WHAT YOU HAVE TO DO -
Provide an exact reproduction of every entry.
+===+
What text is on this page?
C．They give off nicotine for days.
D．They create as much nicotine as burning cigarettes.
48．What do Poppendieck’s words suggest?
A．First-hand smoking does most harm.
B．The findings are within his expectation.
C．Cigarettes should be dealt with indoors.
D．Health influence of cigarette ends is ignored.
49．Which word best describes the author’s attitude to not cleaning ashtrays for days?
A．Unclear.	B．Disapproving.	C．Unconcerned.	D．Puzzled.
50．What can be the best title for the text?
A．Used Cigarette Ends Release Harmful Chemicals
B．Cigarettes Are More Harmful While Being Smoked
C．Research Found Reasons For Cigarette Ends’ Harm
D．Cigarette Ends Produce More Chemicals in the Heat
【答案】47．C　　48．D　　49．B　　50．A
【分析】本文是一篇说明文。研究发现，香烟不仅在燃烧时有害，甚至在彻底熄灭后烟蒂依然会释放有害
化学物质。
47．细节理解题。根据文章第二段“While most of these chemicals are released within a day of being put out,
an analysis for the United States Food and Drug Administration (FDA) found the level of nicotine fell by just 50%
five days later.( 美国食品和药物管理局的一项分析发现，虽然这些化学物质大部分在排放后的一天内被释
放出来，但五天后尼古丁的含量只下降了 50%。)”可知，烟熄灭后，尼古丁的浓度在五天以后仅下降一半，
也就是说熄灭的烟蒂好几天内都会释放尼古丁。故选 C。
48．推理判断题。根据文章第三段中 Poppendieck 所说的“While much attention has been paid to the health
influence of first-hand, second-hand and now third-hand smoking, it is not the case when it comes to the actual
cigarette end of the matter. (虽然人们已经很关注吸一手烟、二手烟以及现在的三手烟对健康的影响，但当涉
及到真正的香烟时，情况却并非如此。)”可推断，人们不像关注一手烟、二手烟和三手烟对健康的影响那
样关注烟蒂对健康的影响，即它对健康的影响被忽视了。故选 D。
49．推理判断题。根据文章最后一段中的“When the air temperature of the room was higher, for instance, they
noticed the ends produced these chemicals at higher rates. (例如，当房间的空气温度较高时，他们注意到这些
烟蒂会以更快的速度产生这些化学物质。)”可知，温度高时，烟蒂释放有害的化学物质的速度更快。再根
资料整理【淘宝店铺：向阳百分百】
+===+
RESPONSE -
What text is on this page?
C．They give off nicotine for days.
D．They create as much nicotine as burning cigarettes.
48．What do Poppendieck’s words suggest?
A．First-hand smoking does most harm.
B．The findings are within his expectation.
C．Cigarettes should be dealt with indoors.
D．Health influence of cigarette ends is ignored.
49．Which word best describes the author’s attitude to not cleaning ashtrays for days?
A．Unclear.	B．Disapproving.	C．Unconcerned.	D．Puzzled.
50．What can be the best title for the text?
A．Used Cigarette Ends Release Harmful Chemicals
B．Cigarettes Are More Harmful While Being Smoked
C．Research Found Reasons For Cigarette Ends’ Harm
D．Cigarette Ends Produce More Chemicals in the Heat
【答案】47．C　　48．D　　49．B　　50．A
【分析】本文是一篇说明文。研究发现，香烟不仅在燃烧时有害，甚至在彻底熄灭后烟蒂依然会释放有害
化学物质。
47．细节理解题。根据文章第二段“While most of these chemicals are released within a day of being put out,
an analysis for the United States Food and Drug Administration (FDA) found the level of nicotine fell by just 50%
five days later.( 美国食品和药物管理局的一项分析发现，虽然这些化学物质大部分在排放后的一天内被释
放出来，但五天后尼古丁的含量只下降了 50%。)”可知，烟熄灭后，尼古丁的浓度在五天以后仅下降一半，
也就是说熄灭的烟蒂好几天内都会释放尼古丁。故选 C。
48．推理判断题。根据文章第三段中 Poppendieck 所说的“While much attention has been paid to the health
influence of first-hand, second-hand and now third-hand smoking, it is not the case when it comes to the actual
cigarette end of the matter. (虽然人们已经很关注吸一手烟、二手烟以及现在的三手烟对健康的影响，但当涉
及到真正的香烟时，情况却并非如此。)”可推断，人们不像关注一手烟、二手烟和三手烟对健康的影响那
样关注烟蒂对健康的影响，即它对健康的影响被忽视了。故选 D。
49．推理判断题。根据文章最后一段中的“When the air temperature of the room was higher, for instance, they
noticed the ends produced these chemicals at higher rates. (例如，当房间的空气温度较高时，他们注意到这些
烟蒂会以更快的速度产生这些化学物质。)”可知，温度高时，烟蒂释放有害的化学物质的速度更快。再根
资料整理【淘宝店铺：向阳百分百】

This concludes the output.